- **TO BE DONE**
Below is a listing to transcribe in full and exactly; keep the pictures out.

-- INFORMATION PROVIDED start --

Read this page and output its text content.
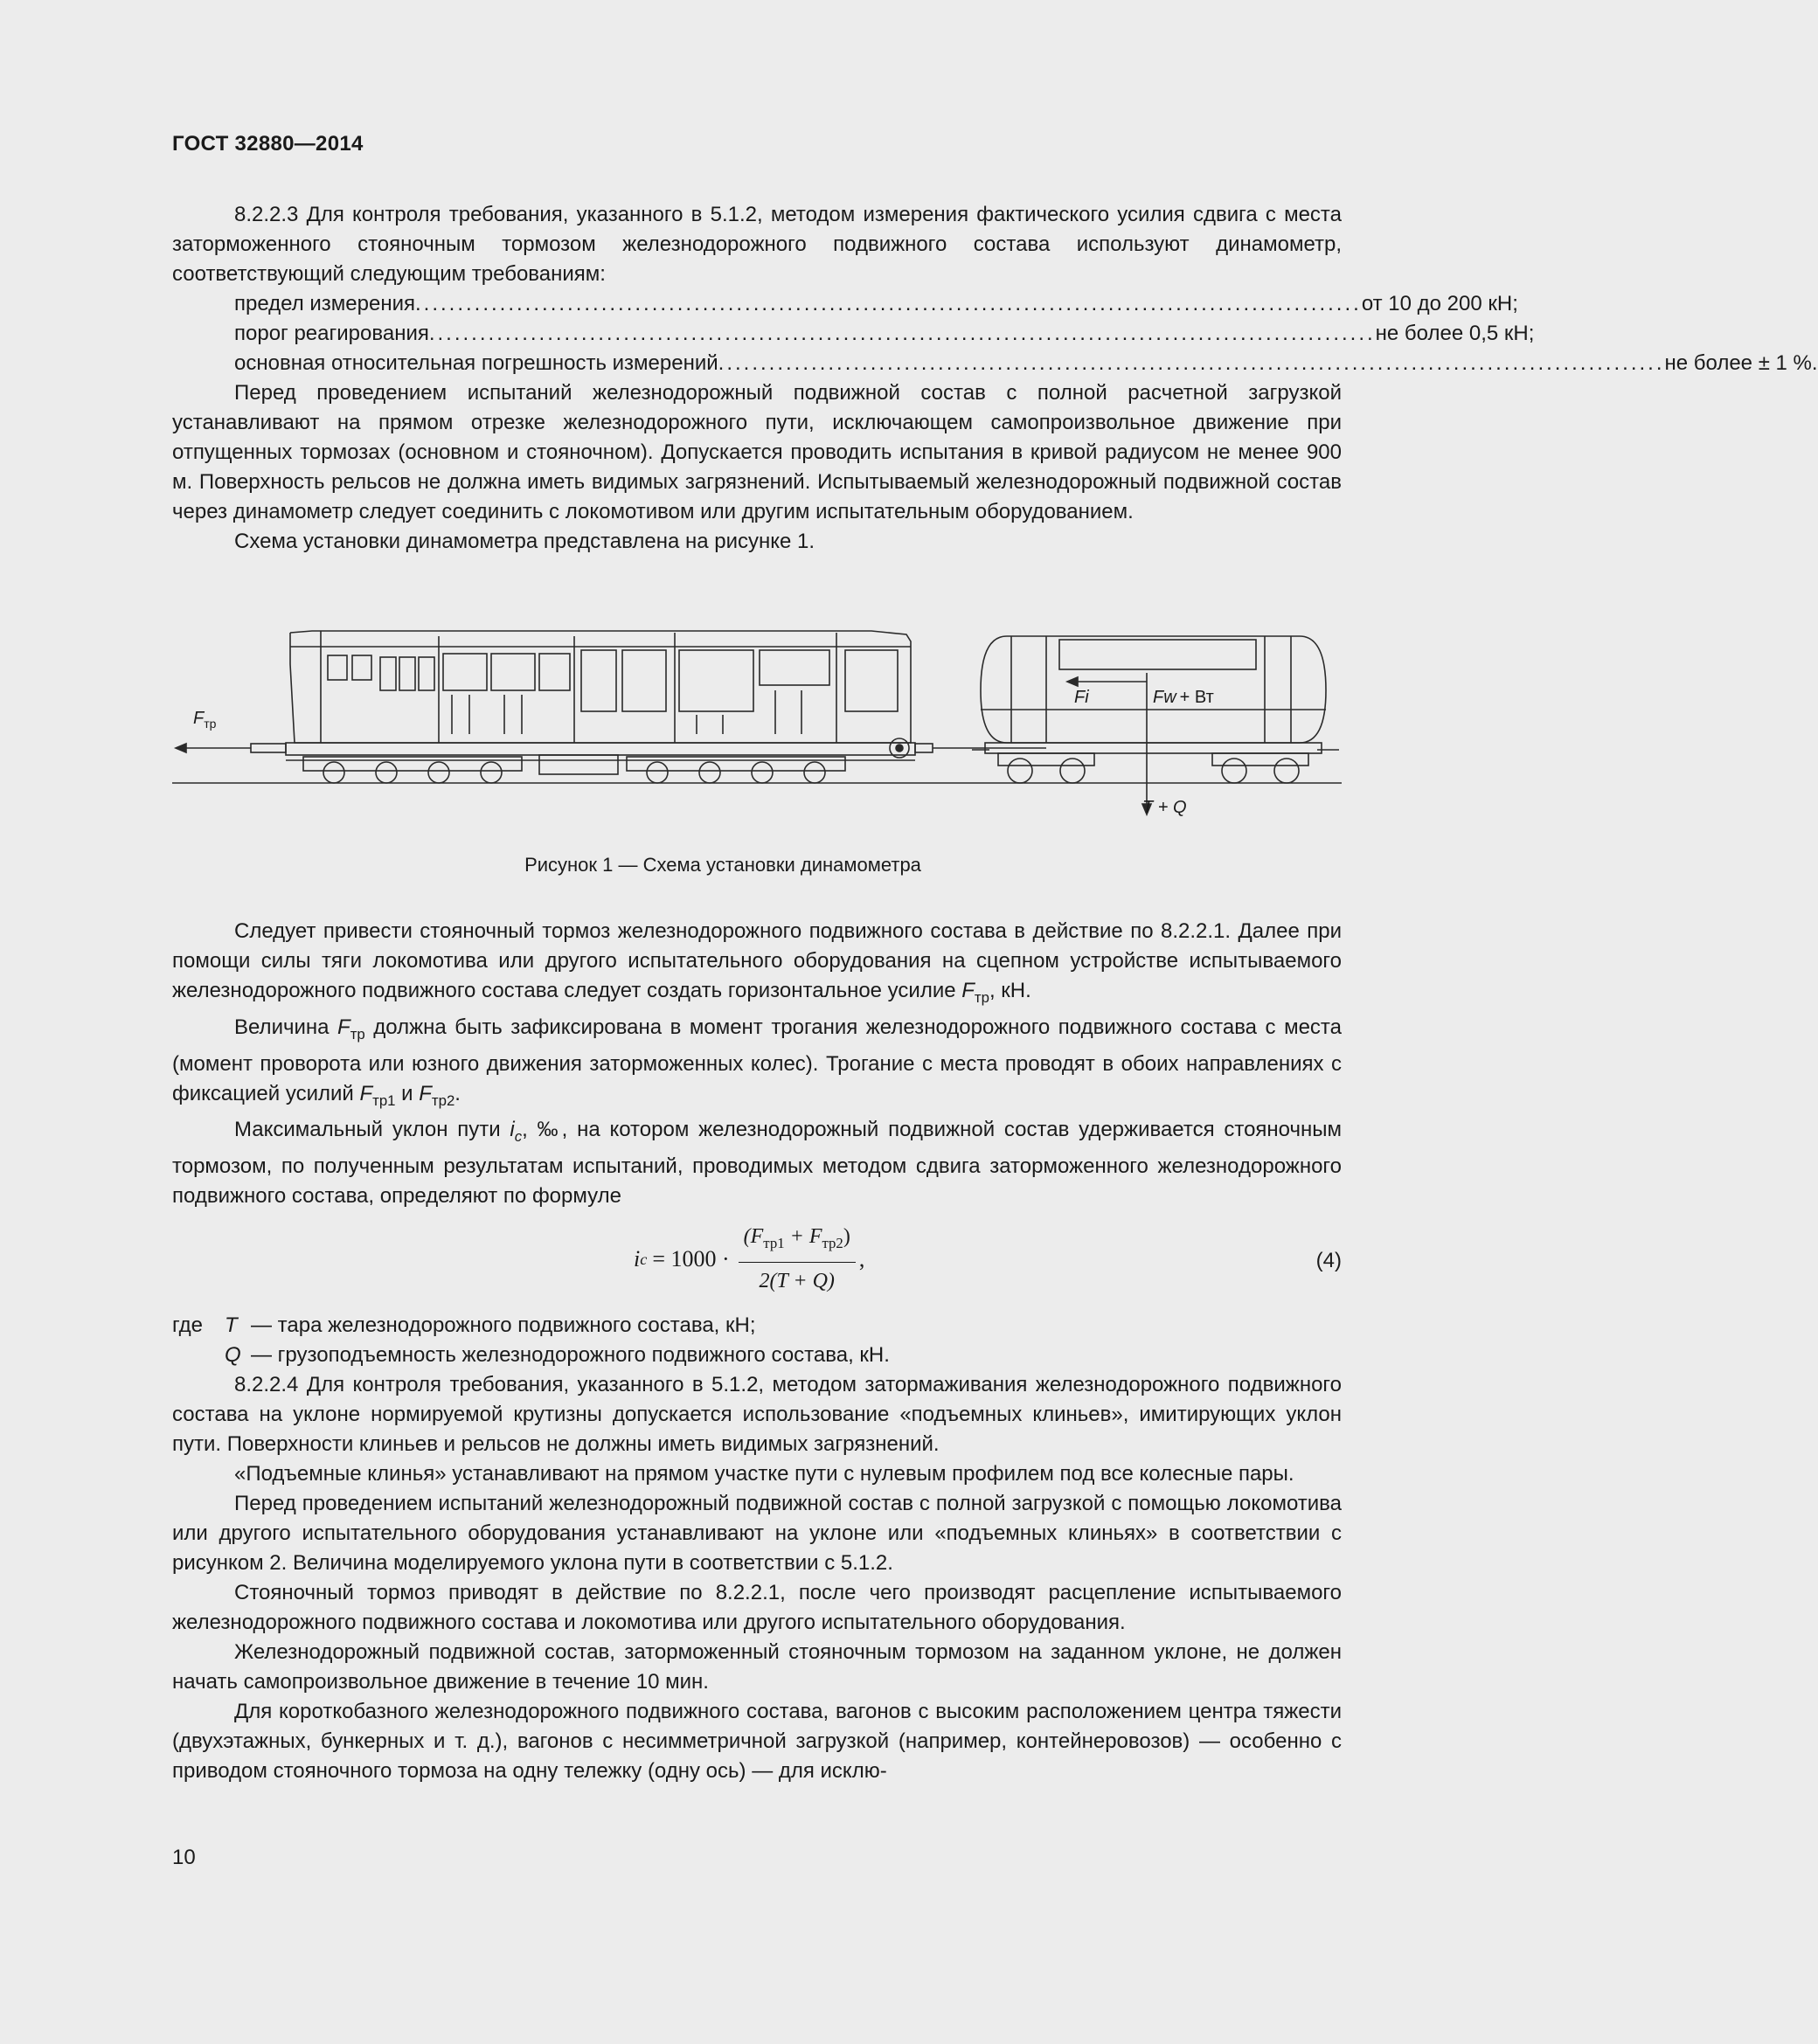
ГОСТ 32880—2014

8.2.2.3 Для контроля требования, указанного в 5.1.2, методом измерения фактического усилия сдвига с места заторможенного стояночным тормозом железнодорожного подвижного состава используют динамометр, соответствующий следующим требованиям:

предел измерения ................................................................................................................ от 10 до 200 кН;
порог реагирования ................................................................................................................ не более 0,5 кН;
основная относительная погрешность измерений ................................................................................................................ не более ± 1 %.

Перед проведением испытаний железнодорожный подвижной состав с полной расчетной загрузкой устанавливают на прямом отрезке железнодорожного пути, исключающем самопроизвольное движение при отпущенных тормозах (основном и стояночном). Допускается проводить испытания в кривой радиусом не менее 900 м. Поверхность рельсов не должна иметь видимых загрязнений. Испытываемый железнодорожный подвижной состав через динамометр следует соединить с локомотивом или другим испытательным оборудованием.

Схема установки динамометра представлена на рисунке 1.

$F_{тр}$
Fi	Fw + Вт
T + Q
Рисунок 1 — Схема установки динамометра

Следует привести стояночный тормоз железнодорожного подвижного состава в действие по 8.2.2.1. Далее при помощи силы тяги локомотива или другого испытательного оборудования на сцепном устройстве испытываемого железнодорожного подвижного состава следует создать горизонтальное усилие $F_{тр}$, кН.

Величина $F_{тр}$ должна быть зафиксирована в момент трогания железнодорожного подвижного состава с места (момент проворота или юзного движения заторможенных колес). Трогание с места проводят в обоих направлениях с фиксацией усилий $F_{тр1}$ и $F_{тр2}$.

Максимальный уклон пути $i_c$, ‰, на котором железнодорожный подвижной состав удерживается стояночным тормозом, по полученным результатам испытаний, проводимых методом сдвига заторможенного железнодорожного подвижного состава, определяют по формуле

i $c = 1000 \cdot \frac{(F_{тр1} + F_{тр2})}{2(T + Q)}$ ,	(4)
где	T — тара железнодорожного подвижного состава, кН;
Q — грузоподъемность железнодорожного подвижного состава, кН.

8.2.2.4 Для контроля требования, указанного в 5.1.2, методом затормаживания железнодорожного подвижного состава на уклоне нормируемой крутизны допускается использование «подъемных клиньев», имитирующих уклон пути. Поверхности клиньев и рельсов не должны иметь видимых загрязнений.

«Подъемные клинья» устанавливают на прямом участке пути с нулевым профилем под все колесные пары.

Перед проведением испытаний железнодорожный подвижной состав с полной загрузкой с помощью локомотива или другого испытательного оборудования устанавливают на уклоне или «подъемных клиньях» в соответствии с рисунком 2. Величина моделируемого уклона пути в соответствии с 5.1.2.

Стояночный тормоз приводят в действие по 8.2.2.1, после чего производят расцепление испытываемого железнодорожного подвижного состава и локомотива или другого испытательного оборудования.

Железнодорожный подвижной состав, заторможенный стояночным тормозом на заданном уклоне, не должен начать самопроизвольное движение в течение 10 мин.

Для короткобазного железнодорожного подвижного состава, вагонов с высоким расположением центра тяжести (двухэтажных, бункерных и т. д.), вагонов с несимметричной загрузкой (например, контейнеровозов) — особенно с приводом стояночного тормоза на одну тележку (одну ось) — для исклю-

10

-- INFORMATION PROVIDED end --

- **SOLUTION TO THIS TASK**
Read this page and output its text content.
ГОСТ 32880—2014

8.2.2.3 Для контроля требования, указанного в 5.1.2, методом измерения фактического усилия сдвига с места заторможенного стояночным тормозом железнодорожного подвижного состава используют динамометр, соответствующий следующим требованиям:

предел измерения ................................................................................................................ от 10 до 200 кН;
порог реагирования ................................................................................................................ не более 0,5 кН;
основная относительная погрешность измерений ................................................................................................................ не более ± 1 %.

Перед проведением испытаний железнодорожный подвижной состав с полной расчетной загрузкой устанавливают на прямом отрезке железнодорожного пути, исключающем самопроизвольное движение при отпущенных тормозах (основном и стояночном). Допускается проводить испытания в кривой радиусом не менее 900 м. Поверхность рельсов не должна иметь видимых загрязнений. Испытываемый железнодорожный подвижной состав через динамометр следует соединить с локомотивом или другим испытательным оборудованием.

Схема установки динамометра представлена на рисунке 1.

$F_{тр}$
Fi	Fw + Вт
T + Q
Рисунок 1 — Схема установки динамометра

Следует привести стояночный тормоз железнодорожного подвижного состава в действие по 8.2.2.1. Далее при помощи силы тяги локомотива или другого испытательного оборудования на сцепном устройстве испытываемого железнодорожного подвижного состава следует создать горизонтальное усилие $F_{тр}$, кН.

Величина $F_{тр}$ должна быть зафиксирована в момент трогания железнодорожного подвижного состава с места (момент проворота или юзного движения заторможенных колес). Трогание с места проводят в обоих направлениях с фиксацией усилий $F_{тр1}$ и $F_{тр2}$.

Максимальный уклон пути $i_c$, ‰, на котором железнодорожный подвижной состав удерживается стояночным тормозом, по полученным результатам испытаний, проводимых методом сдвига заторможенного железнодорожного подвижного состава, определяют по формуле

i $c = 1000 \cdot \frac{(F_{тр1} + F_{тр2})}{2(T + Q)}$ ,	(4)
где	T — тара железнодорожного подвижного состава, кН;
Q — грузоподъемность железнодорожного подвижного состава, кН.

8.2.2.4 Для контроля требования, указанного в 5.1.2, методом затормаживания железнодорожного подвижного состава на уклоне нормируемой крутизны допускается использование «подъемных клиньев», имитирующих уклон пути. Поверхности клиньев и рельсов не должны иметь видимых загрязнений.

«Подъемные клинья» устанавливают на прямом участке пути с нулевым профилем под все колесные пары.

Перед проведением испытаний железнодорожный подвижной состав с полной загрузкой с помощью локомотива или другого испытательного оборудования устанавливают на уклоне или «подъемных клиньях» в соответствии с рисунком 2. Величина моделируемого уклона пути в соответствии с 5.1.2.

Стояночный тормоз приводят в действие по 8.2.2.1, после чего производят расцепление испытываемого железнодорожного подвижного состава и локомотива или другого испытательного оборудования.

Железнодорожный подвижной состав, заторможенный стояночным тормозом на заданном уклоне, не должен начать самопроизвольное движение в течение 10 мин.

Для короткобазного железнодорожного подвижного состава, вагонов с высоким расположением центра тяжести (двухэтажных, бункерных и т. д.), вагонов с несимметричной загрузкой (например, контейнеровозов) — особенно с приводом стояночного тормоза на одну тележку (одну ось) — для исклю-

10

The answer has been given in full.